The records below must be output exactly, without pictures.
# start of EXTRACTED DATA
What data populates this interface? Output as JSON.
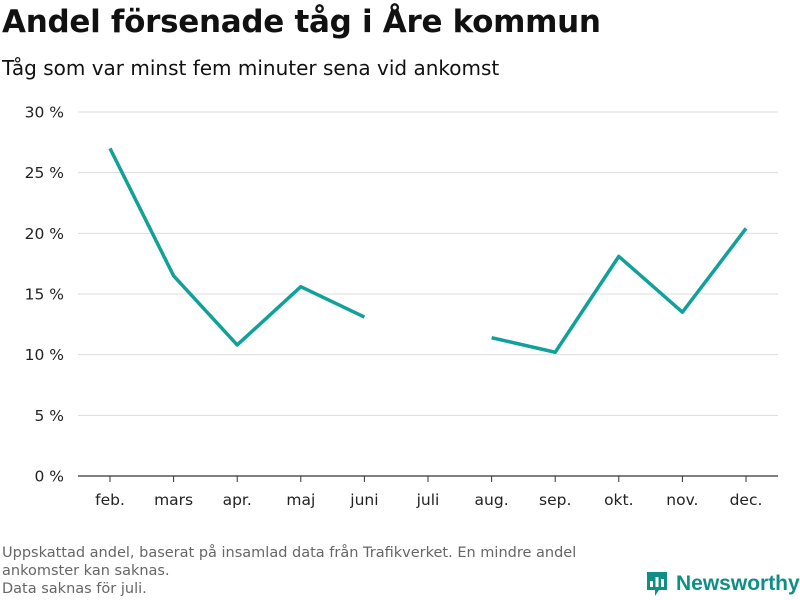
{
  "title": "Andel försenade tåg i Åre kommun",
  "subtitle": "Tåg som var minst fem minuter sena vid ankomst",
  "footnote_lines": [
    "Uppskattad andel, baserat på insamlad data från Trafikverket. En mindre andel",
    "ankomster kan saknas.",
    "Data saknas för juli."
  ],
  "brand": {
    "name": "Newsworthy",
    "icon": "newsworthy-logo-icon",
    "color": "#0f8f84"
  },
  "chart_data": {
    "type": "line",
    "categories": [
      "feb.",
      "mars",
      "apr.",
      "maj",
      "juni",
      "juli",
      "aug.",
      "sep.",
      "okt.",
      "nov.",
      "dec."
    ],
    "series": [
      {
        "values": [
          27.0,
          16.5,
          10.8,
          15.6,
          13.1,
          null,
          11.4,
          10.2,
          18.1,
          13.5,
          20.4
        ],
        "color": "#11a19a"
      }
    ],
    "ylim": [
      0,
      30
    ],
    "yticks": [
      0,
      5,
      10,
      15,
      20,
      25,
      30
    ],
    "ytick_labels": [
      "0 %",
      "5 %",
      "10 %",
      "15 %",
      "20 %",
      "25 %",
      "30 %"
    ],
    "grid": true,
    "xlabel": "",
    "ylabel": ""
  }
}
# end of EXTRACTED DATA
WRITTEN SOLUTION:
What data populates this interface? Output as JSON.
{
  "title": "Andel försenade tåg i Åre kommun",
  "subtitle": "Tåg som var minst fem minuter sena vid ankomst",
  "footnote_lines": [
    "Uppskattad andel, baserat på insamlad data från Trafikverket. En mindre andel",
    "ankomster kan saknas.",
    "Data saknas för juli."
  ],
  "brand": {
    "name": "Newsworthy",
    "icon": "newsworthy-logo-icon",
    "color": "#0f8f84"
  },
  "chart_data": {
    "type": "line",
    "categories": [
      "feb.",
      "mars",
      "apr.",
      "maj",
      "juni",
      "juli",
      "aug.",
      "sep.",
      "okt.",
      "nov.",
      "dec."
    ],
    "series": [
      {
        "values": [
          27.0,
          16.5,
          10.8,
          15.6,
          13.1,
          null,
          11.4,
          10.2,
          18.1,
          13.5,
          20.4
        ],
        "color": "#11a19a"
      }
    ],
    "ylim": [
      0,
      30
    ],
    "yticks": [
      0,
      5,
      10,
      15,
      20,
      25,
      30
    ],
    "ytick_labels": [
      "0 %",
      "5 %",
      "10 %",
      "15 %",
      "20 %",
      "25 %",
      "30 %"
    ],
    "grid": true,
    "xlabel": "",
    "ylabel": ""
  }
}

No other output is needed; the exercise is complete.